* THE EXERCISE *
Your task is to reproduce the material exactly.

* RECORDS SUPPLIED *
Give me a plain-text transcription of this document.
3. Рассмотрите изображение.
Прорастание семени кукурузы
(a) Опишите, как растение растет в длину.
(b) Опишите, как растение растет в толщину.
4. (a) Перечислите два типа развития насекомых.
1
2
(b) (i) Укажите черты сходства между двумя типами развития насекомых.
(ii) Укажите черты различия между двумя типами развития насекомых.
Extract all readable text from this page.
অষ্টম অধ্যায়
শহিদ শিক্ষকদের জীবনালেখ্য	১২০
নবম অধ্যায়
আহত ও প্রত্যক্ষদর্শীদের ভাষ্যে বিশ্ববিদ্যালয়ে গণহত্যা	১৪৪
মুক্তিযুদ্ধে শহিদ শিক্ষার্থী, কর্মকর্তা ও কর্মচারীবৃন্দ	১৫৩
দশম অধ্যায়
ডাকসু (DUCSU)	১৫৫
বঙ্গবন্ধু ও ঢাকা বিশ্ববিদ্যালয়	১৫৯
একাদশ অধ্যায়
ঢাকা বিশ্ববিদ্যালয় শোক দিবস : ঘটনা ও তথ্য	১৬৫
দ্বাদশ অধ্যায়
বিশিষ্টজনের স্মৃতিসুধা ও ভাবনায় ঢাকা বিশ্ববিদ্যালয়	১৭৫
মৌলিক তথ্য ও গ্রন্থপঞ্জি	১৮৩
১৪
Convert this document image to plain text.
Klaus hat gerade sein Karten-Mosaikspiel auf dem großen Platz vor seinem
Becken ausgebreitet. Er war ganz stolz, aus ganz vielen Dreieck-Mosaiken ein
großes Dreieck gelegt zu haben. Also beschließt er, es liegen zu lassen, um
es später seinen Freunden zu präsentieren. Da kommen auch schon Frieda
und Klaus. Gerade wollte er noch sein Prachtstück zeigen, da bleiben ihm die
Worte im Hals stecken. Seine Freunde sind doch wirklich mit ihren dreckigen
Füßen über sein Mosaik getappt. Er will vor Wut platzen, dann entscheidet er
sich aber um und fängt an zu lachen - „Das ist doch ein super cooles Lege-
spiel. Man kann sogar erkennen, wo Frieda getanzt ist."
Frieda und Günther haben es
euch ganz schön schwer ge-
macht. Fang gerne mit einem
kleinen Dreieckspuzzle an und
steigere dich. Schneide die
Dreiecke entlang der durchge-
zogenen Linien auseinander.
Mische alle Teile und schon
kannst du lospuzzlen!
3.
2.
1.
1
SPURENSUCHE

* FULL OUTPUT *
Give me a plain-text transcription of this document.
3. Рассмотрите изображение.
Прорастание семени кукурузы
(a) Опишите, как растение растет в длину.
(b) Опишите, как растение растет в толщину.
4. (a) Перечислите два типа развития насекомых.
1
2
(b) (i) Укажите черты сходства между двумя типами развития насекомых.
(ii) Укажите черты различия между двумя типами развития насекомых.
Extract all readable text from this page.
অষ্টম অধ্যায়
শহিদ শিক্ষকদের জীবনালেখ্য	১২০
নবম অধ্যায়
আহত ও প্রত্যক্ষদর্শীদের ভাষ্যে বিশ্ববিদ্যালয়ে গণহত্যা	১৪৪
মুক্তিযুদ্ধে শহিদ শিক্ষার্থী, কর্মকর্তা ও কর্মচারীবৃন্দ	১৫৩
দশম অধ্যায়
ডাকসু (DUCSU)	১৫৫
বঙ্গবন্ধু ও ঢাকা বিশ্ববিদ্যালয়	১৫৯
একাদশ অধ্যায়
ঢাকা বিশ্ববিদ্যালয় শোক দিবস : ঘটনা ও তথ্য	১৬৫
দ্বাদশ অধ্যায়
বিশিষ্টজনের স্মৃতিসুধা ও ভাবনায় ঢাকা বিশ্ববিদ্যালয়	১৭৫
মৌলিক তথ্য ও গ্রন্থপঞ্জি	১৮৩
১৪
Convert this document image to plain text.
Klaus hat gerade sein Karten-Mosaikspiel auf dem großen Platz vor seinem
Becken ausgebreitet. Er war ganz stolz, aus ganz vielen Dreieck-Mosaiken ein
großes Dreieck gelegt zu haben. Also beschließt er, es liegen zu lassen, um
es später seinen Freunden zu präsentieren. Da kommen auch schon Frieda
und Klaus. Gerade wollte er noch sein Prachtstück zeigen, da bleiben ihm die
Worte im Hals stecken. Seine Freunde sind doch wirklich mit ihren dreckigen
Füßen über sein Mosaik getappt. Er will vor Wut platzen, dann entscheidet er
sich aber um und fängt an zu lachen - „Das ist doch ein super cooles Lege-
spiel. Man kann sogar erkennen, wo Frieda getanzt ist."
Frieda und Günther haben es
euch ganz schön schwer ge-
macht. Fang gerne mit einem
kleinen Dreieckspuzzle an und
steigere dich. Schneide die
Dreiecke entlang der durchge-
zogenen Linien auseinander.
Mische alle Teile und schon
kannst du lospuzzlen!
3.
2.
1.
1
SPURENSUCHE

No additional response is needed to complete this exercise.